STATED GOAL - Pick out all lines in the listing holding the string "page" and copy them.

Data excerpts
########################################

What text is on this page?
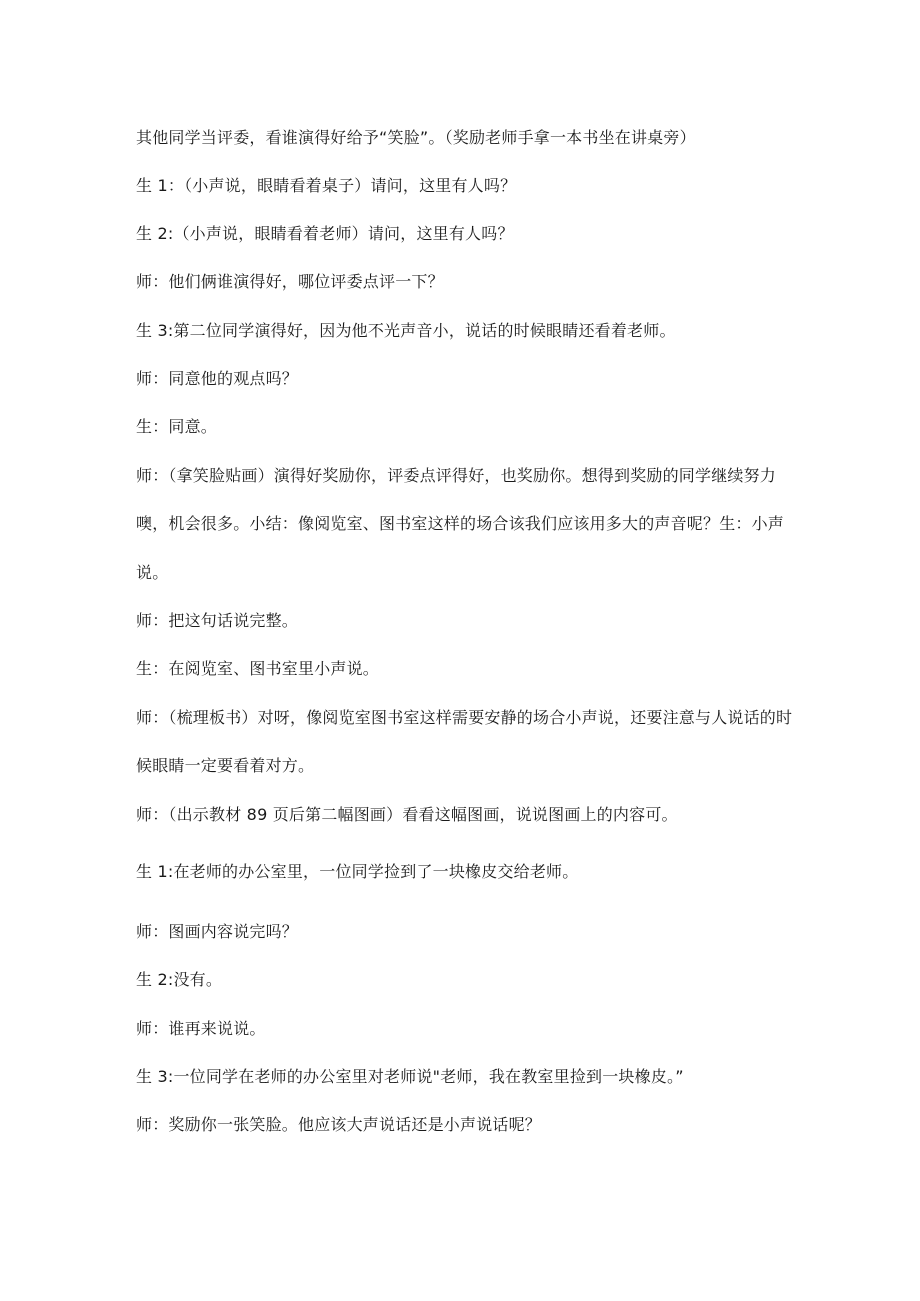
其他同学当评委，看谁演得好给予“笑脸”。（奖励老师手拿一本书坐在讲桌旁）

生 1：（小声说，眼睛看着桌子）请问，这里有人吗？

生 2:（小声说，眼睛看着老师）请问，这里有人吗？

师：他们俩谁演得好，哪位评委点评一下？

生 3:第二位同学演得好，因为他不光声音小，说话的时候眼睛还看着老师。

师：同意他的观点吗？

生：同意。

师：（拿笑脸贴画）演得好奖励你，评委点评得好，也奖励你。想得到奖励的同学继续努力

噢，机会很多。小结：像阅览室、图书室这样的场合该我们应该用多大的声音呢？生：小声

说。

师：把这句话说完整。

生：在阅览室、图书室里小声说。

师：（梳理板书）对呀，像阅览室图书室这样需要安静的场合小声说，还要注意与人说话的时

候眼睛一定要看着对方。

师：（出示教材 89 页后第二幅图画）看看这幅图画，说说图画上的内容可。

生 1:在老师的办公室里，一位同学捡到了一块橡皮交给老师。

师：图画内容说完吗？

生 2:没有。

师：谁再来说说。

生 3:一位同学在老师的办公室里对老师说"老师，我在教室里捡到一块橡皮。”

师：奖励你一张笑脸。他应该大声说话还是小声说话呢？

########################################

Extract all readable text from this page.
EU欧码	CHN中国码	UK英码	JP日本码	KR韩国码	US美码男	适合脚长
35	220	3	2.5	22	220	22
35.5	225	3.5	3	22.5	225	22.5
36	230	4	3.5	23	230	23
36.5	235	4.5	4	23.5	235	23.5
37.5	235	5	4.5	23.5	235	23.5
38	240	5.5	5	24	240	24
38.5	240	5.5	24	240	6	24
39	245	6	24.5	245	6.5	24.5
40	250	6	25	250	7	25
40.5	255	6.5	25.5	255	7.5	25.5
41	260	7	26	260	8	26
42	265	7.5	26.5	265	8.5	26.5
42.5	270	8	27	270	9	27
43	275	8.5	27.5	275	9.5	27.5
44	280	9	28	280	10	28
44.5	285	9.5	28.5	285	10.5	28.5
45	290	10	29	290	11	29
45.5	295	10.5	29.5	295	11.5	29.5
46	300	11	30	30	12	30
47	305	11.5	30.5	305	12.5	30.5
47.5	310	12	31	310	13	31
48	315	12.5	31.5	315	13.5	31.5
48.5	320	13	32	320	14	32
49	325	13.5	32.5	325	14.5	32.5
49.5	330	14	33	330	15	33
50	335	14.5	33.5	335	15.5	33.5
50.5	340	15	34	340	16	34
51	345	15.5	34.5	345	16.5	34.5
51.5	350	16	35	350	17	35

########################################

COMPLETED TASK -
What text is on this page?
Extract all readable text from this page.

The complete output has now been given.